- [Text provided]:
━━━━━━

A month after China pulled off its historic Chang'e 4 mission, which landed robots on the moon's far side for the first time, NASA has released an image further proving the feat was a success.

NASA photographed the Chinese landing site on January 30 with a moon-circling spacecraft called the Lunar Reconnaissance Orbiter. Researchers published the new picture (below) at the agency's LRO mission blog on Wednesday.

Chang'e 4, China's fourth robotic lunar mission, is named after a mythical lunar goddess. It launched on December 8, and the rover and lander touched down on the moon on January 3.

The car-size lander is expected to last about 12 months on the moon's far side – the lunar face we can't see from Earth ("dark side" is a misnomer).

Chang'e 4 also deployed a desk-size rover called Yutu 2 or "Jade Rabbit" that should last about three months in the brutal conditions. (Temperatures on the moon's far side swing between searing-hot and bone-chilling cold every couple of weeks.)

The goals of the two Chinese spacecraft are to take photos of the barren lunar landscape, study lunar geology, look for water ice, scan the night sky for radio bursts, and even grow silkworms.

The mission landed inside a 116-mile-wide impact site called the Von Kármán Crater. It's part of the South Pole-Aitken Basin: a 1,550-mile-wide scar made by a collision about 3.9 billion years ago. The crash may have splattered deep geologic layers of the moon onto its surface, which makes it an especially interesting area for study.

━━━━━━

- [Instruction 1]: In the Chang'e 4 article, what spacecraft did NASA use to photograph the Chinese landing site?
- [Instruction 2]: According to the Chang'e 4 article, why is the area containing the Von Kármán Crater especially interesting to study?
- [Instruction 3]: Carry on the Chang'e 4 article from its final sentence.
The items after this point stand apart from the Chang'e 4 article.

- [Given information]:
━━━━━━

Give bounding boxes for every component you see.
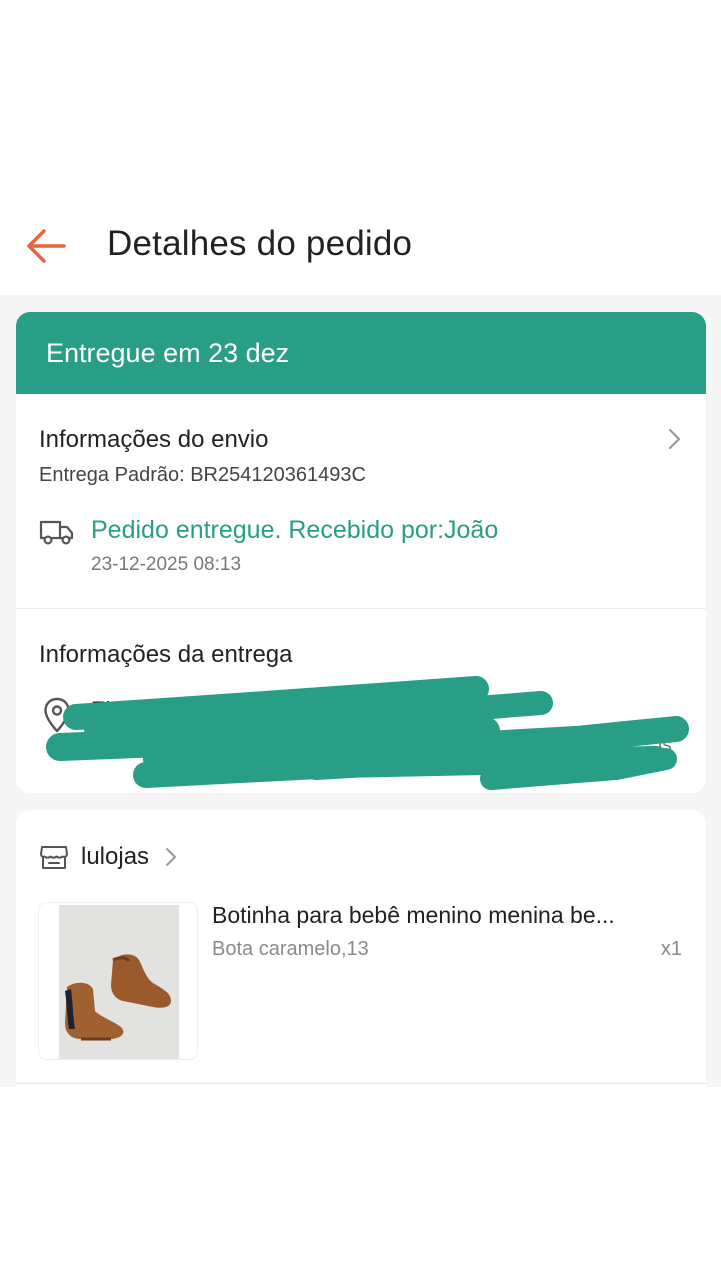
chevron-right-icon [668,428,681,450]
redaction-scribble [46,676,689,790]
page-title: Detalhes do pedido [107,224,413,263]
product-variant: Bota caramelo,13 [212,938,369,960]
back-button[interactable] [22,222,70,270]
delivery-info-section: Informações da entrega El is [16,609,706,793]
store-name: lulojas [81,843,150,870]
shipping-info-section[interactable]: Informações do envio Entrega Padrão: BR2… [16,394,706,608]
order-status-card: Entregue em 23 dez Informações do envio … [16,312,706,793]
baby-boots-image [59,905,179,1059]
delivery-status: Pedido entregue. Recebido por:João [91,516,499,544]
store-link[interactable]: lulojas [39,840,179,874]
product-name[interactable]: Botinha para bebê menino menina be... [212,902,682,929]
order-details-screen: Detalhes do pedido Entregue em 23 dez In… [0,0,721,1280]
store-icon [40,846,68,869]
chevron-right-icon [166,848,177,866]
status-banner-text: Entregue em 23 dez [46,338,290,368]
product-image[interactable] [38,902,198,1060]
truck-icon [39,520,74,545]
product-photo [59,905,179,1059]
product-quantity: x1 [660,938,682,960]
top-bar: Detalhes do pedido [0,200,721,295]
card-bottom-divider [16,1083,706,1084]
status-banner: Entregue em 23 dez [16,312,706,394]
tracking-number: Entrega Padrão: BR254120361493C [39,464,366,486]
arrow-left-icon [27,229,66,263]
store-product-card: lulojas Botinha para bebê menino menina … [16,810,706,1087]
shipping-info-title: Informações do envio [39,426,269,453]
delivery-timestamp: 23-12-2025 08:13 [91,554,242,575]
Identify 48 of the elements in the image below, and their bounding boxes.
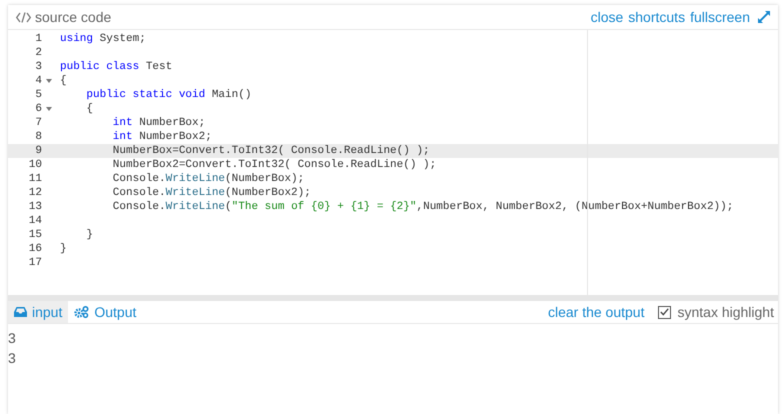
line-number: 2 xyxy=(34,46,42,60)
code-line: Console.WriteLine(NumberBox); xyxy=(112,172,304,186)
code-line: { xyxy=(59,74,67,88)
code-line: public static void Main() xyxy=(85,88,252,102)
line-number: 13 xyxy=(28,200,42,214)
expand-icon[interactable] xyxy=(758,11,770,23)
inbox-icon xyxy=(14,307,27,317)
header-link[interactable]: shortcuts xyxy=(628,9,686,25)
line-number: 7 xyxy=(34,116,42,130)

━━━━━━

- [Right answer 1]: The Lunar Reconnaissance Orbiter, a moon-circling spacecraft.

- [Right answer 2]: The crater lies in the South Pole-Aitken Basin, a scar left by a collision about 3.9 billion years ago. That crash may have splattered deep geologic layers of the moon onto its surface.

- [Right answer 3]:
What NASA's image of the Chinese landing site shows

NASA scientists found the lander and rover in the LRO photo below, which was taken at a glancing angle on January 30. The yellow arrow points to the landing site.

(NASA/GSFC/Arizona State University)(NASA/GSFC/Arizona State University)

"[A]s LRO approached the crater from the east, it rolled 70 degrees to the west to snap this spectacular view looking across the floor towards the west wall," Mark Robinson, a lunar researcher at NASA, said in a blog post about the image.

Robinson added that LRO was far away from the landing site, even though it was in view, making the Chang'e 4 spacecraft difficult to discern.

"Because LRO was 330 kilometers (205 miles) to the east of the landing site, the Chang'e 4 lander is only about two pixels across … and the small rover is not detectable," he said. "The massive mountain range in the background is the west wall of Von Kármán crater, rising more than 3000 meters (9850 feet) above the floor."

An enhanced zoom of the image more clearly reveals the Chang'e 4 spacecraft as a tiny white dot between arrows.

(NASA/GSFC/Arizona State University)(NASA/GSFC/Arizona State University)

Below is a wrap-around panoramic image of the landing taken by the Chang'e 4 lander.

At the bottom-left is the Yutu 2 rover edging near a small crater shown in NASA's image.

(CNSA/CLEP)Panorama from Chang'e 4 lunar (CNSA/CLEP)

Part of the panorama is cropped below to show the Yutu 2 rover on its own.

Yutu 2 rover investigating a small crater. (CNSA/CLEP)Yutu 2 rover investigating a small crater. (CNSA/CLEP)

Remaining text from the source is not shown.